Exercise requirements. Reproduce the entries word for word, and omit any picture you find in them.
==== Excerpted data ====
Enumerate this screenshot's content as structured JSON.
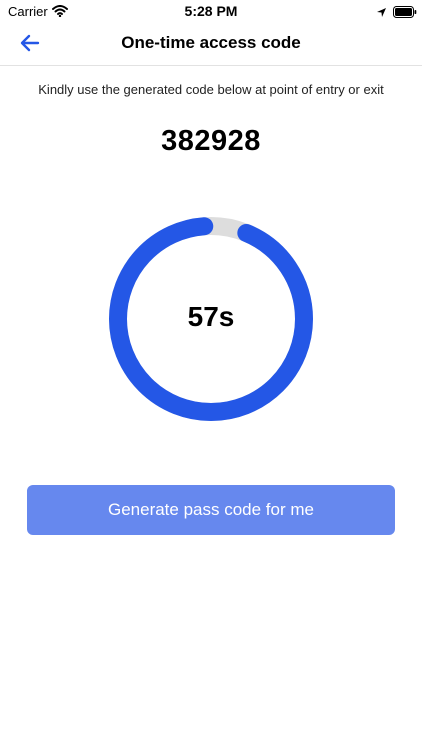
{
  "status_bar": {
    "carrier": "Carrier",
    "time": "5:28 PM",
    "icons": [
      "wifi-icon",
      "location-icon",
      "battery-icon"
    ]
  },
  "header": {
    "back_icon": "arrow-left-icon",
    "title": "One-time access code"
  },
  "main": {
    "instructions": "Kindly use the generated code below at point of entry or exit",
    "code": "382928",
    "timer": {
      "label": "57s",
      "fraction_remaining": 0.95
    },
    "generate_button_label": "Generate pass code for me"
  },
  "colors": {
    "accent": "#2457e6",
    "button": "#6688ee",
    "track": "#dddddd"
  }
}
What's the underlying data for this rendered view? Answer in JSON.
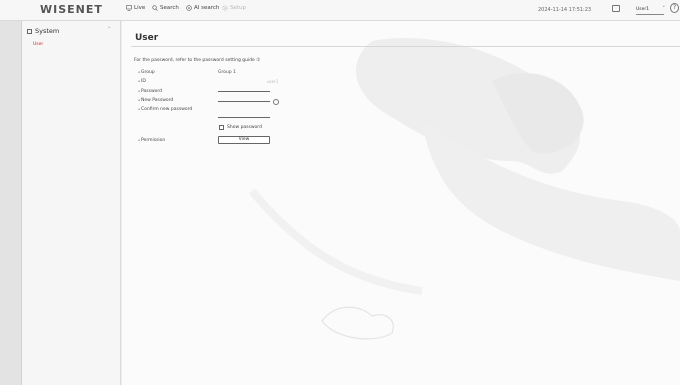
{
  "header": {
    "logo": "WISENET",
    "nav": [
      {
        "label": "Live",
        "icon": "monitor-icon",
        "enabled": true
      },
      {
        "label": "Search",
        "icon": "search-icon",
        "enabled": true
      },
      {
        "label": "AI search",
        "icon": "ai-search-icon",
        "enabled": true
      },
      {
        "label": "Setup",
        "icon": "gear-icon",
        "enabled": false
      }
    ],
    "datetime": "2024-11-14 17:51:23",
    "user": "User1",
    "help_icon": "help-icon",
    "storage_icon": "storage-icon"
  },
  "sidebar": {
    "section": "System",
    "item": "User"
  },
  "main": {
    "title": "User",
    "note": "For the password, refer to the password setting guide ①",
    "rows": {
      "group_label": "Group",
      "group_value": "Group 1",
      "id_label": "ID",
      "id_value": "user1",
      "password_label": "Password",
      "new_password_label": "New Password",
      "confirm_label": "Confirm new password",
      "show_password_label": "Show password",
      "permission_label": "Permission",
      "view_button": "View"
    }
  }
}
====
Full solution.
Enumerate this screenshot's content as structured JSON.
{
  "status_bar": {
    "carrier": "Carrier",
    "time": "5:28 PM",
    "icons": [
      "wifi-icon",
      "location-icon",
      "battery-icon"
    ]
  },
  "header": {
    "back_icon": "arrow-left-icon",
    "title": "One-time access code"
  },
  "main": {
    "instructions": "Kindly use the generated code below at point of entry or exit",
    "code": "382928",
    "timer": {
      "label": "57s",
      "fraction_remaining": 0.95
    },
    "generate_button_label": "Generate pass code for me"
  },
  "colors": {
    "accent": "#2457e6",
    "button": "#6688ee",
    "track": "#dddddd"
  }
}
What's the underlying data for this rendered view? Answer in JSON.
{
  "header": {
    "logo": "WISENET",
    "nav": [
      {
        "label": "Live",
        "icon": "monitor-icon",
        "enabled": true
      },
      {
        "label": "Search",
        "icon": "search-icon",
        "enabled": true
      },
      {
        "label": "AI search",
        "icon": "ai-search-icon",
        "enabled": true
      },
      {
        "label": "Setup",
        "icon": "gear-icon",
        "enabled": false
      }
    ],
    "datetime": "2024-11-14 17:51:23",
    "user": "User1",
    "help_icon": "help-icon",
    "storage_icon": "storage-icon"
  },
  "sidebar": {
    "section": "System",
    "item": "User"
  },
  "main": {
    "title": "User",
    "note": "For the password, refer to the password setting guide ①",
    "rows": {
      "group_label": "Group",
      "group_value": "Group 1",
      "id_label": "ID",
      "id_value": "user1",
      "password_label": "Password",
      "new_password_label": "New Password",
      "confirm_label": "Confirm new password",
      "show_password_label": "Show password",
      "permission_label": "Permission",
      "view_button": "View"
    }
  }
}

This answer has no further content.